* begin *
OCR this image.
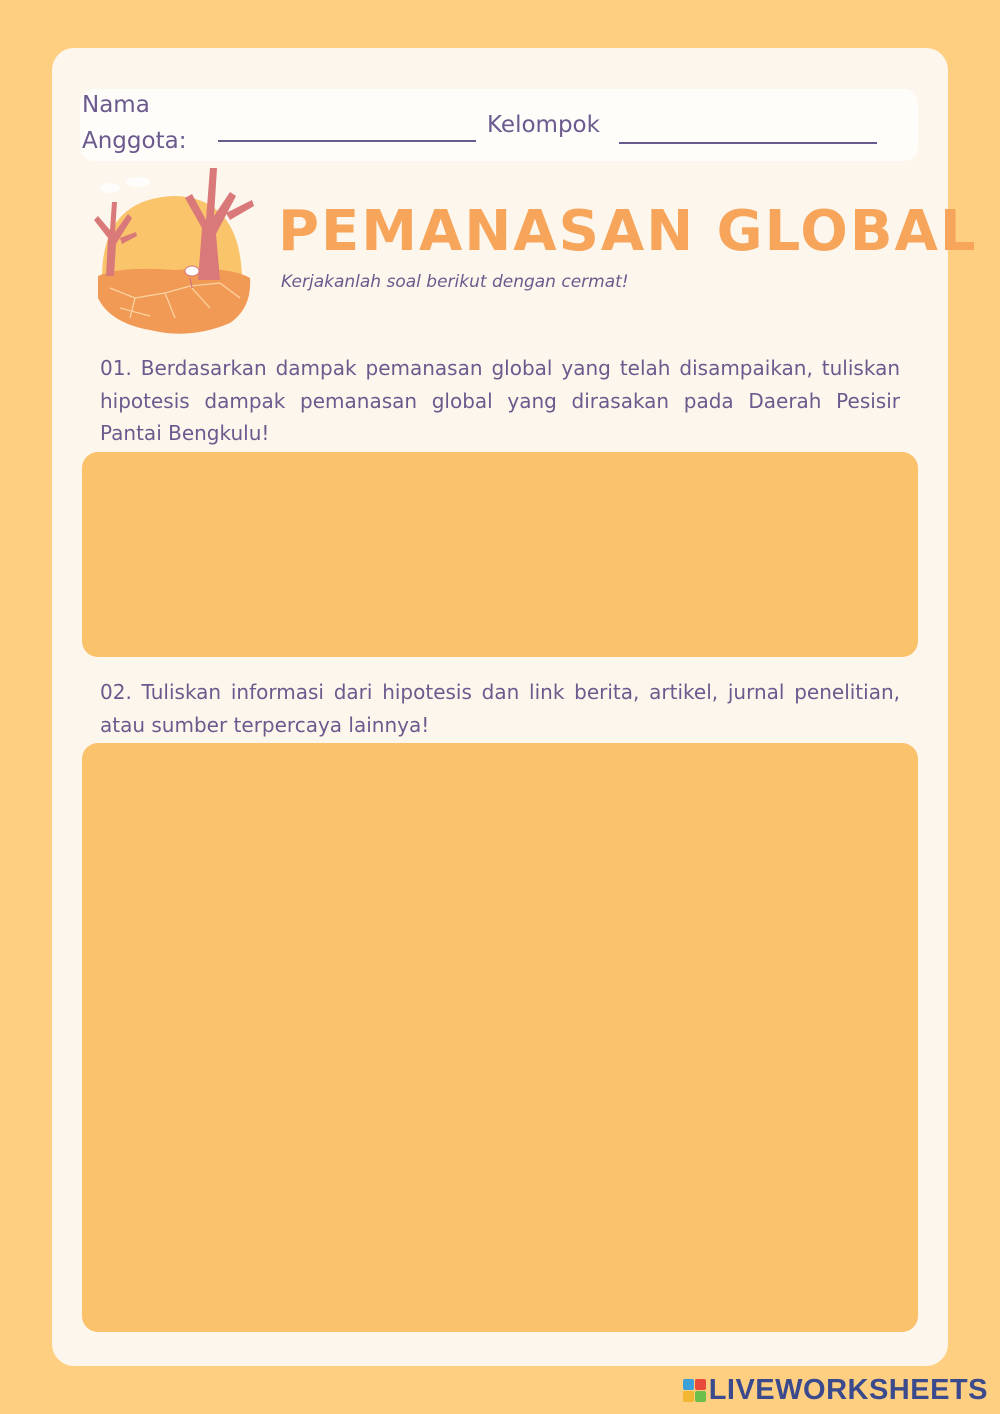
Nama
Anggota:
Kelompok
PEMANASAN GLOBAL
Kerjakanlah soal berikut dengan cermat!
01. Berdasarkan dampak pemanasan global yang telah disampaikan, tuliskan hipotesis dampak pemanasan global yang dirasakan pada Daerah Pesisir Pantai Bengkulu!
02. Tuliskan informasi dari hipotesis dan link berita, artikel, jurnal penelitian, atau sumber terpercaya lainnya!
LIVEWORKSHEETS
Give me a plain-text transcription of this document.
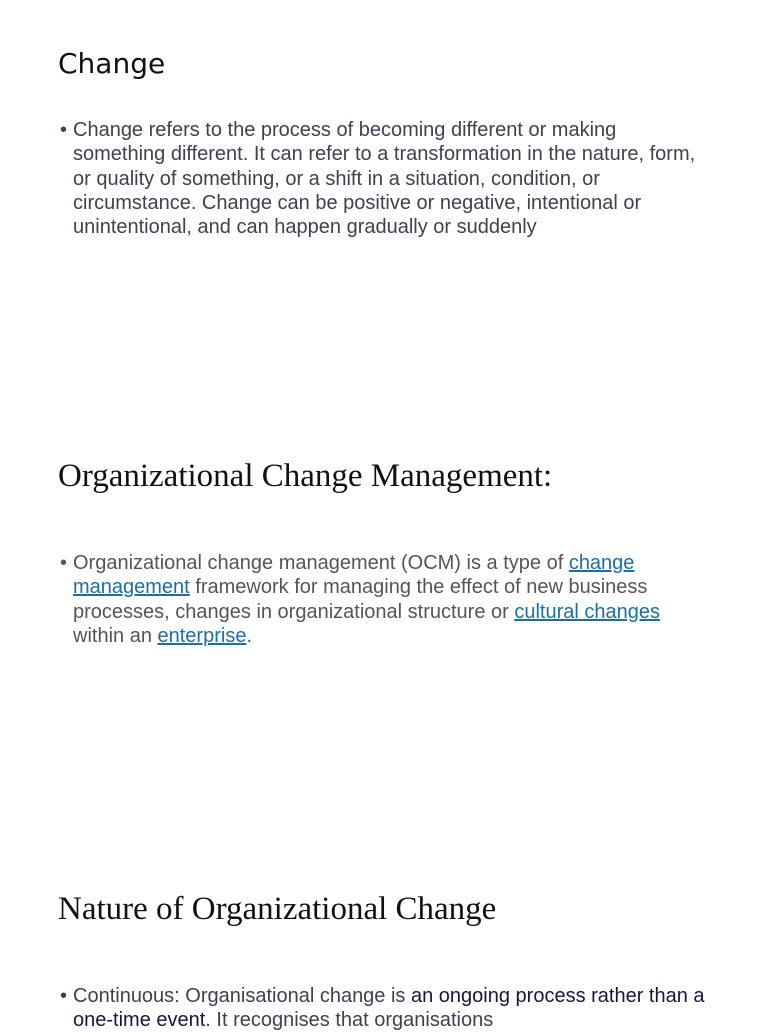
Change
• Change refers to the process of becoming different or making something different. It can refer to a transformation in the nature, form, or quality of something, or a shift in a situation, condition, or circumstance. Change can be positive or negative, intentional or unintentional, and can happen gradually or suddenly
Organizational Change Management:
• Organizational change management (OCM) is a type of change management framework for managing the effect of new business processes, changes in organizational structure or cultural changes within an enterprise.
Nature of Organizational Change
• Continuous: Organisational change is an ongoing process rather than a one-time event. It recognises that organisations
* end *
→ **Exercise**
Identify the lines above that contain the word "Organizational", then copy them.

→ **Final result**
Organizational Change Management:
• Organizational change management (OCM) is a type of change management framework for managing the effect of new business processes, changes in organizational structure or cultural changes within an enterprise.
Nature of Organizational Change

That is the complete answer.